[What the task requires]: The records below must be output exactly, without pictures.

[Source material]:
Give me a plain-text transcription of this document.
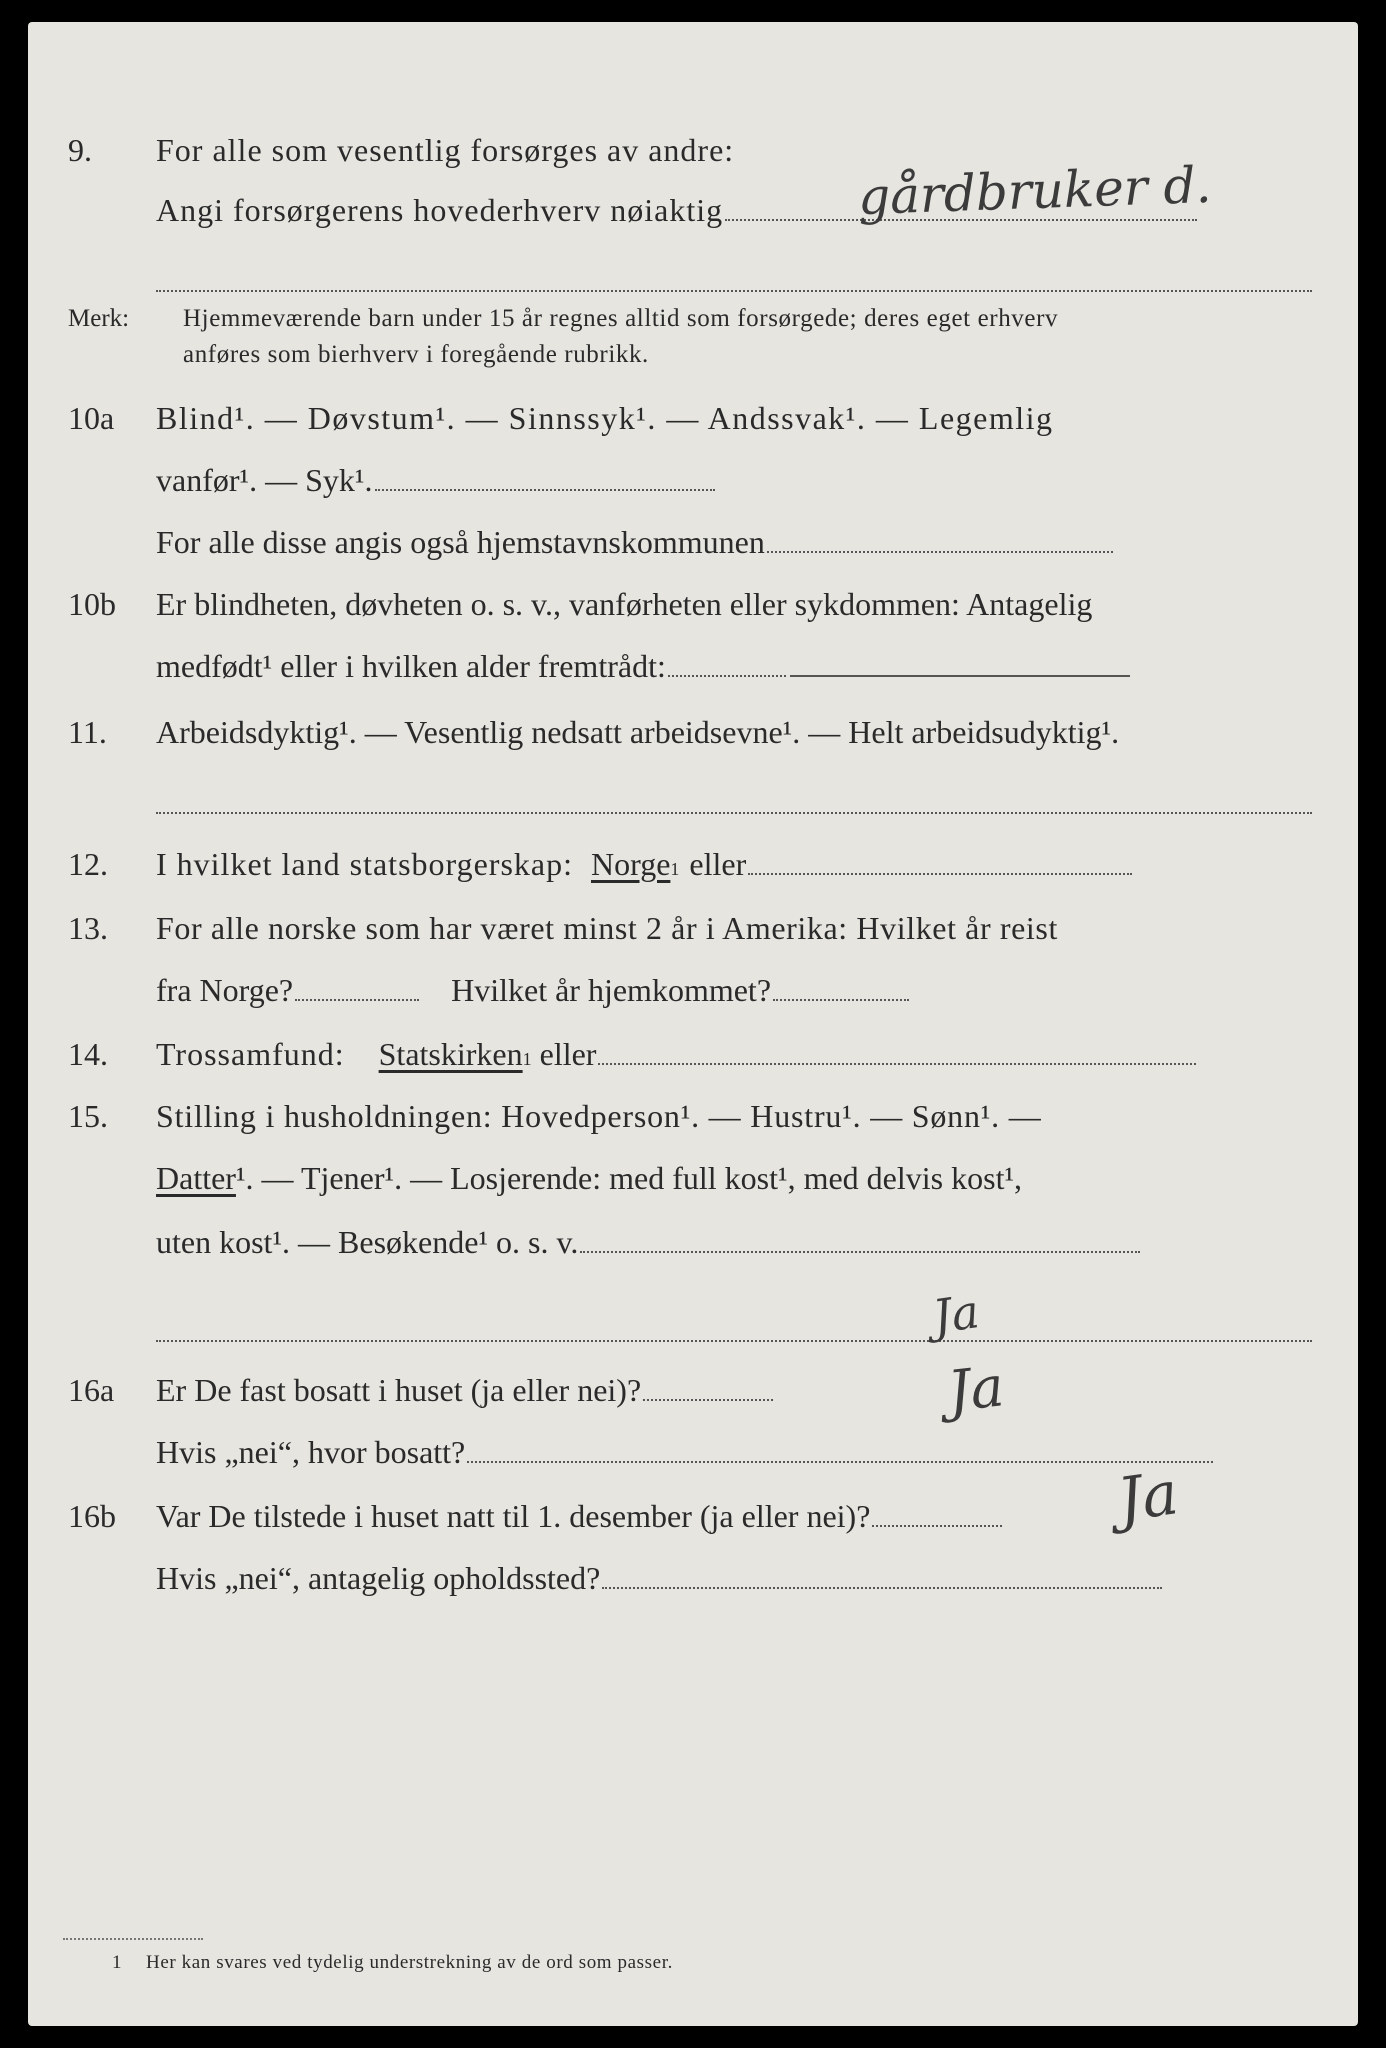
9. For alle som vesentlig forsørges av andre:
Angi forsørgerens hovederhverv nøiaktig	gårdbruker d.
Merk: Hjemmeværende barn under 15 år regnes alltid som forsørgede; deres eget erhverv
anføres som bierhverv i foregående rubrikk.
10a Blind¹. — Døvstum¹. — Sinnssyk¹. — Andssvak¹. — Legemlig
vanfør¹. — Syk¹.
For alle disse angis også hjemstavnskommunen
10b Er blindheten, døvheten o. s. v., vanførheten eller sykdommen: Antagelig
medfødt¹ eller i hvilken alder fremtrådt:
11. Arbeidsdyktig¹. — Vesentlig nedsatt arbeidsevne¹. — Helt arbeidsudyktig¹.
12. I hvilket land statsborgerskap: Norge 1 eller
13. For alle norske som har været minst 2 år i Amerika: Hvilket år reist
fra Norge?	Hvilket år hjemkommet?
14. Trossamfund: Statskirken 1 eller
15. Stilling i husholdningen: Hovedperson¹. — Hustru¹. — Sønn¹. —
Datter ¹. — Tjener¹. — Losjerende: med full kost¹, med delvis kost¹,
uten kost¹. — Besøkende¹ o. s. v.
Ja
16a Er De fast bosatt i huset (ja eller nei)?	Ja
Hvis „nei“, hvor bosatt?
16b Var De tilstede i huset natt til 1. desember (ja eller nei)?	Ja
Hvis „nei“, antagelig opholdssted?
1 Her kan svares ved tydelig understrekning av de ord som passer.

[Response below]:
Give me a plain-text transcription of this document.
9. For alle som vesentlig forsørges av andre:
Angi forsørgerens hovederhverv nøiaktig	gårdbruker d.
Merk: Hjemmeværende barn under 15 år regnes alltid som forsørgede; deres eget erhverv
anføres som bierhverv i foregående rubrikk.
10a Blind¹. — Døvstum¹. — Sinnssyk¹. — Andssvak¹. — Legemlig
vanfør¹. — Syk¹.
For alle disse angis også hjemstavnskommunen
10b Er blindheten, døvheten o. s. v., vanførheten eller sykdommen: Antagelig
medfødt¹ eller i hvilken alder fremtrådt:
11. Arbeidsdyktig¹. — Vesentlig nedsatt arbeidsevne¹. — Helt arbeidsudyktig¹.
12. I hvilket land statsborgerskap: Norge 1 eller
13. For alle norske som har været minst 2 år i Amerika: Hvilket år reist
fra Norge?	Hvilket år hjemkommet?
14. Trossamfund: Statskirken 1 eller
15. Stilling i husholdningen: Hovedperson¹. — Hustru¹. — Sønn¹. —
Datter ¹. — Tjener¹. — Losjerende: med full kost¹, med delvis kost¹,
uten kost¹. — Besøkende¹ o. s. v.
Ja
16a Er De fast bosatt i huset (ja eller nei)?	Ja
Hvis „nei“, hvor bosatt?
16b Var De tilstede i huset natt til 1. desember (ja eller nei)?	Ja
Hvis „nei“, antagelig opholdssted?
1 Her kan svares ved tydelig understrekning av de ord som passer.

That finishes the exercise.